- Exercise instructions:
All of the records below need to be copied exactly.
═════ Stored rows
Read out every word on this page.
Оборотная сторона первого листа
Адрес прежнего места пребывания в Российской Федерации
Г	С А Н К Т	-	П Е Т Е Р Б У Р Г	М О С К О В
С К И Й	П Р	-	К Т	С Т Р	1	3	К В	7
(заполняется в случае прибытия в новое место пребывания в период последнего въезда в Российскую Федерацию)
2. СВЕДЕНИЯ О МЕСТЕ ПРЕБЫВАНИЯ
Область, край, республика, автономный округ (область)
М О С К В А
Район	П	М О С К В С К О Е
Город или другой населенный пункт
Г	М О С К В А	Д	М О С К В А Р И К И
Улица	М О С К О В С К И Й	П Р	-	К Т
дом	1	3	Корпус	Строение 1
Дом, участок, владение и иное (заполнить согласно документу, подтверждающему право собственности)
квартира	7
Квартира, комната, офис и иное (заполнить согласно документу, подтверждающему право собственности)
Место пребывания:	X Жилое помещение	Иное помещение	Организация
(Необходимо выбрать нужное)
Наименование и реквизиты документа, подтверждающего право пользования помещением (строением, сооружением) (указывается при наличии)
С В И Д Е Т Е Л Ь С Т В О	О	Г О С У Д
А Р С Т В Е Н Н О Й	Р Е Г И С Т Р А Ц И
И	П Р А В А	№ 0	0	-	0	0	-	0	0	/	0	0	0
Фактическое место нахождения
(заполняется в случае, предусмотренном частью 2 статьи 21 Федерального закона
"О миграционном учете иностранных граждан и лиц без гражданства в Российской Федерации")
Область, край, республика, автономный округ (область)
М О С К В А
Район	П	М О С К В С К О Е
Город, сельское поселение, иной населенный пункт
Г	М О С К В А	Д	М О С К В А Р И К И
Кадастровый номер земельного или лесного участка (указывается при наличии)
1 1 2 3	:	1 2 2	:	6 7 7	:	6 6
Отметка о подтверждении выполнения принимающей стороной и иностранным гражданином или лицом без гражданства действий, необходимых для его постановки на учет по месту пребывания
══════════
- Written reply:
Read out every word on this page.
Оборотная сторона первого листа
Адрес прежнего места пребывания в Российской Федерации
Г	С А Н К Т	-	П Е Т Е Р Б У Р Г	М О С К О В
С К И Й	П Р	-	К Т	С Т Р	1	3	К В	7
(заполняется в случае прибытия в новое место пребывания в период последнего въезда в Российскую Федерацию)
2. СВЕДЕНИЯ О МЕСТЕ ПРЕБЫВАНИЯ
Область, край, республика, автономный округ (область)
М О С К В А
Район	П	М О С К В С К О Е
Город или другой населенный пункт
Г	М О С К В А	Д	М О С К В А Р И К И
Улица	М О С К О В С К И Й	П Р	-	К Т
дом	1	3	Корпус	Строение 1
Дом, участок, владение и иное (заполнить согласно документу, подтверждающему право собственности)
квартира	7
Квартира, комната, офис и иное (заполнить согласно документу, подтверждающему право собственности)
Место пребывания:	X Жилое помещение	Иное помещение	Организация
(Необходимо выбрать нужное)
Наименование и реквизиты документа, подтверждающего право пользования помещением (строением, сооружением) (указывается при наличии)
С В И Д Е Т Е Л Ь С Т В О	О	Г О С У Д
А Р С Т В Е Н Н О Й	Р Е Г И С Т Р А Ц И
И	П Р А В А	№ 0	0	-	0	0	-	0	0	/	0	0	0
Фактическое место нахождения
(заполняется в случае, предусмотренном частью 2 статьи 21 Федерального закона
"О миграционном учете иностранных граждан и лиц без гражданства в Российской Федерации")
Область, край, республика, автономный округ (область)
М О С К В А
Район	П	М О С К В С К О Е
Город, сельское поселение, иной населенный пункт
Г	М О С К В А	Д	М О С К В А Р И К И
Кадастровый номер земельного или лесного участка (указывается при наличии)
1 1 2 3	:	1 2 2	:	6 7 7	:	6 6
Отметка о подтверждении выполнения принимающей стороной и иностранным гражданином или лицом без гражданства действий, необходимых для его постановки на учет по месту пребывания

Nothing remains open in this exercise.